== SUPPLIED ENTRIES ==

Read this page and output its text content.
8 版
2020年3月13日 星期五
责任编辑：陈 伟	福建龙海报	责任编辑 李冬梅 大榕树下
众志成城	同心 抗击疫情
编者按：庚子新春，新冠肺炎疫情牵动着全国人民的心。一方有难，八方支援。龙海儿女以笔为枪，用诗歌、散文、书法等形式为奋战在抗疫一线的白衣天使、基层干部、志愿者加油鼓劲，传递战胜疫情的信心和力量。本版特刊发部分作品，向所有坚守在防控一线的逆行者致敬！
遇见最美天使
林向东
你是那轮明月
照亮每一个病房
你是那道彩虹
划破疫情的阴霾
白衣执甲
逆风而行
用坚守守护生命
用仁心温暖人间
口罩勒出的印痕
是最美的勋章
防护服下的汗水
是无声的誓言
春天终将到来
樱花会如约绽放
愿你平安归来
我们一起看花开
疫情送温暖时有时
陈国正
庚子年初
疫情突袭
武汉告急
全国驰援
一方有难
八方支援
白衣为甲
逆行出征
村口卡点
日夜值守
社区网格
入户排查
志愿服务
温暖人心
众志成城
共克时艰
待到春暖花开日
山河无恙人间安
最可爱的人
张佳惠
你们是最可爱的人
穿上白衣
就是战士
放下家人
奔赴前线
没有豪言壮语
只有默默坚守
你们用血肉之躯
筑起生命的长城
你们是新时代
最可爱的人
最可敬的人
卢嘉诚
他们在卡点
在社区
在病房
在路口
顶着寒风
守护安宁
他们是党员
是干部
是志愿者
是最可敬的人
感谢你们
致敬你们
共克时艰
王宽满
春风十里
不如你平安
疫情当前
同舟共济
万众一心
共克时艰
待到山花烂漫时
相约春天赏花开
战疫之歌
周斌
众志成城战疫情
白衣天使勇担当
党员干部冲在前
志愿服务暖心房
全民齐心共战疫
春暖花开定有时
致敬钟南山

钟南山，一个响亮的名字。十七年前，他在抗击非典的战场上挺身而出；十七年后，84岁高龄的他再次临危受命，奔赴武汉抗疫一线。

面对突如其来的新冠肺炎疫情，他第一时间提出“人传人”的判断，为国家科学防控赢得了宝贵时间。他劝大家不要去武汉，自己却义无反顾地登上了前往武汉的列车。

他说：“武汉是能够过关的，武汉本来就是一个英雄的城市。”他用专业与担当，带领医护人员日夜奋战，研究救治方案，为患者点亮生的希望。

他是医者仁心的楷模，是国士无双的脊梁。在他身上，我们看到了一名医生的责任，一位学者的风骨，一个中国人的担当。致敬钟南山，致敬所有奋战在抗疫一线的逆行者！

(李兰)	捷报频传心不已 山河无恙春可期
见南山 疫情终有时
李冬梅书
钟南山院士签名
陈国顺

===

EXERCISE OBJECTIVE: Each line in the entries above that includes the string "致敬钟南山" should be extracted.

OUTPUT BELOW:
致敬钟南山
他是医者仁心的楷模，是国士无双的脊梁。在他身上，我们看到了一名医生的责任，一位学者的风骨，一个中国人的担当。致敬钟南山，致敬所有奋战在抗疫一线的逆行者！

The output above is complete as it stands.